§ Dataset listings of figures
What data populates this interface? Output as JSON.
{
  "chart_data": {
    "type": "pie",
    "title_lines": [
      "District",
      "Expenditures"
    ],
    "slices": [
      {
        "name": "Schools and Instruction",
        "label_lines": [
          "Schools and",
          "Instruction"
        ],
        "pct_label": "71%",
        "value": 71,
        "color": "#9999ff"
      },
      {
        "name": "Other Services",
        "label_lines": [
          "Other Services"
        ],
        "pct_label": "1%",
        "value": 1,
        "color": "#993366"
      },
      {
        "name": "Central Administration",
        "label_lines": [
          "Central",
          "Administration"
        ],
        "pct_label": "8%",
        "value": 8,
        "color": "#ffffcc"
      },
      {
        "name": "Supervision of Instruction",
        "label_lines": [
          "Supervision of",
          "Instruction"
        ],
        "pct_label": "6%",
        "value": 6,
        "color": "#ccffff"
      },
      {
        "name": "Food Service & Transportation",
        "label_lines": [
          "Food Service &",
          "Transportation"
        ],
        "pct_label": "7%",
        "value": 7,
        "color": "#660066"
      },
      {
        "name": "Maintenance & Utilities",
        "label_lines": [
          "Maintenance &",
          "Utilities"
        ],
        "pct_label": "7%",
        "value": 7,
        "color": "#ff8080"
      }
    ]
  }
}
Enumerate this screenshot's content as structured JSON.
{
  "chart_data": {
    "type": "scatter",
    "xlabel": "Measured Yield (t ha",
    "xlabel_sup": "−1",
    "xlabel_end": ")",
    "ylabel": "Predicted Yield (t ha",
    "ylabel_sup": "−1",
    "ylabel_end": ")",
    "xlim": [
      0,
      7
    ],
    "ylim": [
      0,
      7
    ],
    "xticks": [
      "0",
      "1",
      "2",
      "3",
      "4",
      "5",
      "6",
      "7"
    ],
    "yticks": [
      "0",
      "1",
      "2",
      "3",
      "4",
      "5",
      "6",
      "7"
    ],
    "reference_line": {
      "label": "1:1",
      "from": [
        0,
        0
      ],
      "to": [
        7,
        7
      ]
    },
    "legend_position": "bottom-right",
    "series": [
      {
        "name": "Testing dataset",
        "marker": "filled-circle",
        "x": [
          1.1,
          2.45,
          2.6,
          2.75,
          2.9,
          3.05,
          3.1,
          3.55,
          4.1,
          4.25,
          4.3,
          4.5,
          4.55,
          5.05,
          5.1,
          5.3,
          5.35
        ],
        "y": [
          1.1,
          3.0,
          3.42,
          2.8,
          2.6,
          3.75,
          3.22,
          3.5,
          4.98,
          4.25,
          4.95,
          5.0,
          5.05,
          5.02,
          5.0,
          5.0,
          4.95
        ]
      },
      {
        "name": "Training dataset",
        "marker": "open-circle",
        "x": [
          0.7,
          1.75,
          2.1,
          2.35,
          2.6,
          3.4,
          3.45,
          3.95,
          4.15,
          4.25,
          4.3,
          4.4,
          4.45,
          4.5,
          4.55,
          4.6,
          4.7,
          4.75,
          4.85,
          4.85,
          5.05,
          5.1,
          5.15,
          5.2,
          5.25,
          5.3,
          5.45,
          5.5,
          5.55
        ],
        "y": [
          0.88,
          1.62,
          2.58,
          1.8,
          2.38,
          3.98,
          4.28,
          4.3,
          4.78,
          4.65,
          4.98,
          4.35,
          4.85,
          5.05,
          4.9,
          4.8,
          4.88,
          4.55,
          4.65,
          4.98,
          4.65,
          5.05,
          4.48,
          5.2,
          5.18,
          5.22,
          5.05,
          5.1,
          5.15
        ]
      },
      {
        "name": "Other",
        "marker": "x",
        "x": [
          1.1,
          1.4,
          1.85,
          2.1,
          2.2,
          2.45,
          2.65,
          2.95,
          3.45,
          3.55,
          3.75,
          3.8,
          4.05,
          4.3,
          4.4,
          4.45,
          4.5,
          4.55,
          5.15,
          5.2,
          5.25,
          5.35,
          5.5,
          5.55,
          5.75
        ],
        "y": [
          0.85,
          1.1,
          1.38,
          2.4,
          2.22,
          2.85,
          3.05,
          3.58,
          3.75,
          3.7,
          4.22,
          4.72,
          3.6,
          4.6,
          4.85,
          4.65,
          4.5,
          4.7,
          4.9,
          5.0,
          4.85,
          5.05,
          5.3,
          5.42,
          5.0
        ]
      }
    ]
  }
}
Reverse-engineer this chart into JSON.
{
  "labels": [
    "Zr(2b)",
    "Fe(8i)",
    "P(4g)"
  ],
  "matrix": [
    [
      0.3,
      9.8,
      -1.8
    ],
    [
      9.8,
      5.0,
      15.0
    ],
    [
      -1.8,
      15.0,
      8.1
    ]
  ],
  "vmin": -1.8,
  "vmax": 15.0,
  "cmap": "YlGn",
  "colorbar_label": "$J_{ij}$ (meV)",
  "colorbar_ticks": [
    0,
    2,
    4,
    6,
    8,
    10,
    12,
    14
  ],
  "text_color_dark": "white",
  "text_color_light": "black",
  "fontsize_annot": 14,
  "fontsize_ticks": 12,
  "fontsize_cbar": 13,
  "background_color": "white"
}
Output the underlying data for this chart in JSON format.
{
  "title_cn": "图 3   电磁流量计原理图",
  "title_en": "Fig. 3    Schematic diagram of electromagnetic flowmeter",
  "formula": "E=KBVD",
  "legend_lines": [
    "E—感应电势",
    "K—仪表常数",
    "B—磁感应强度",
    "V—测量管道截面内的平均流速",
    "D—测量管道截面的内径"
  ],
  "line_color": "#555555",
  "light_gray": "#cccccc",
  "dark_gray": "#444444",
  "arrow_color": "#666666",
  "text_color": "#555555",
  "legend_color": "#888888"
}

§ THE PROBLEM
Repeat the material above exactly.

§ THE COMPLETED TASK
What data populates this interface? Output as JSON.
{
  "chart_data": {
    "type": "pie",
    "title_lines": [
      "District",
      "Expenditures"
    ],
    "slices": [
      {
        "name": "Schools and Instruction",
        "label_lines": [
          "Schools and",
          "Instruction"
        ],
        "pct_label": "71%",
        "value": 71,
        "color": "#9999ff"
      },
      {
        "name": "Other Services",
        "label_lines": [
          "Other Services"
        ],
        "pct_label": "1%",
        "value": 1,
        "color": "#993366"
      },
      {
        "name": "Central Administration",
        "label_lines": [
          "Central",
          "Administration"
        ],
        "pct_label": "8%",
        "value": 8,
        "color": "#ffffcc"
      },
      {
        "name": "Supervision of Instruction",
        "label_lines": [
          "Supervision of",
          "Instruction"
        ],
        "pct_label": "6%",
        "value": 6,
        "color": "#ccffff"
      },
      {
        "name": "Food Service & Transportation",
        "label_lines": [
          "Food Service &",
          "Transportation"
        ],
        "pct_label": "7%",
        "value": 7,
        "color": "#660066"
      },
      {
        "name": "Maintenance & Utilities",
        "label_lines": [
          "Maintenance &",
          "Utilities"
        ],
        "pct_label": "7%",
        "value": 7,
        "color": "#ff8080"
      }
    ]
  }
}
Enumerate this screenshot's content as structured JSON.
{
  "chart_data": {
    "type": "scatter",
    "xlabel": "Measured Yield (t ha",
    "xlabel_sup": "−1",
    "xlabel_end": ")",
    "ylabel": "Predicted Yield (t ha",
    "ylabel_sup": "−1",
    "ylabel_end": ")",
    "xlim": [
      0,
      7
    ],
    "ylim": [
      0,
      7
    ],
    "xticks": [
      "0",
      "1",
      "2",
      "3",
      "4",
      "5",
      "6",
      "7"
    ],
    "yticks": [
      "0",
      "1",
      "2",
      "3",
      "4",
      "5",
      "6",
      "7"
    ],
    "reference_line": {
      "label": "1:1",
      "from": [
        0,
        0
      ],
      "to": [
        7,
        7
      ]
    },
    "legend_position": "bottom-right",
    "series": [
      {
        "name": "Testing dataset",
        "marker": "filled-circle",
        "x": [
          1.1,
          2.45,
          2.6,
          2.75,
          2.9,
          3.05,
          3.1,
          3.55,
          4.1,
          4.25,
          4.3,
          4.5,
          4.55,
          5.05,
          5.1,
          5.3,
          5.35
        ],
        "y": [
          1.1,
          3.0,
          3.42,
          2.8,
          2.6,
          3.75,
          3.22,
          3.5,
          4.98,
          4.25,
          4.95,
          5.0,
          5.05,
          5.02,
          5.0,
          5.0,
          4.95
        ]
      },
      {
        "name": "Training dataset",
        "marker": "open-circle",
        "x": [
          0.7,
          1.75,
          2.1,
          2.35,
          2.6,
          3.4,
          3.45,
          3.95,
          4.15,
          4.25,
          4.3,
          4.4,
          4.45,
          4.5,
          4.55,
          4.6,
          4.7,
          4.75,
          4.85,
          4.85,
          5.05,
          5.1,
          5.15,
          5.2,
          5.25,
          5.3,
          5.45,
          5.5,
          5.55
        ],
        "y": [
          0.88,
          1.62,
          2.58,
          1.8,
          2.38,
          3.98,
          4.28,
          4.3,
          4.78,
          4.65,
          4.98,
          4.35,
          4.85,
          5.05,
          4.9,
          4.8,
          4.88,
          4.55,
          4.65,
          4.98,
          4.65,
          5.05,
          4.48,
          5.2,
          5.18,
          5.22,
          5.05,
          5.1,
          5.15
        ]
      },
      {
        "name": "Other",
        "marker": "x",
        "x": [
          1.1,
          1.4,
          1.85,
          2.1,
          2.2,
          2.45,
          2.65,
          2.95,
          3.45,
          3.55,
          3.75,
          3.8,
          4.05,
          4.3,
          4.4,
          4.45,
          4.5,
          4.55,
          5.15,
          5.2,
          5.25,
          5.35,
          5.5,
          5.55,
          5.75
        ],
        "y": [
          0.85,
          1.1,
          1.38,
          2.4,
          2.22,
          2.85,
          3.05,
          3.58,
          3.75,
          3.7,
          4.22,
          4.72,
          3.6,
          4.6,
          4.85,
          4.65,
          4.5,
          4.7,
          4.9,
          5.0,
          4.85,
          5.05,
          5.3,
          5.42,
          5.0
        ]
      }
    ]
  }
}
Reverse-engineer this chart into JSON.
{
  "labels": [
    "Zr(2b)",
    "Fe(8i)",
    "P(4g)"
  ],
  "matrix": [
    [
      0.3,
      9.8,
      -1.8
    ],
    [
      9.8,
      5.0,
      15.0
    ],
    [
      -1.8,
      15.0,
      8.1
    ]
  ],
  "vmin": -1.8,
  "vmax": 15.0,
  "cmap": "YlGn",
  "colorbar_label": "$J_{ij}$ (meV)",
  "colorbar_ticks": [
    0,
    2,
    4,
    6,
    8,
    10,
    12,
    14
  ],
  "text_color_dark": "white",
  "text_color_light": "black",
  "fontsize_annot": 14,
  "fontsize_ticks": 12,
  "fontsize_cbar": 13,
  "background_color": "white"
}
Output the underlying data for this chart in JSON format.
{
  "title_cn": "图 3   电磁流量计原理图",
  "title_en": "Fig. 3    Schematic diagram of electromagnetic flowmeter",
  "formula": "E=KBVD",
  "legend_lines": [
    "E—感应电势",
    "K—仪表常数",
    "B—磁感应强度",
    "V—测量管道截面内的平均流速",
    "D—测量管道截面的内径"
  ],
  "line_color": "#555555",
  "light_gray": "#cccccc",
  "dark_gray": "#444444",
  "arrow_color": "#666666",
  "text_color": "#555555",
  "legend_color": "#888888"
}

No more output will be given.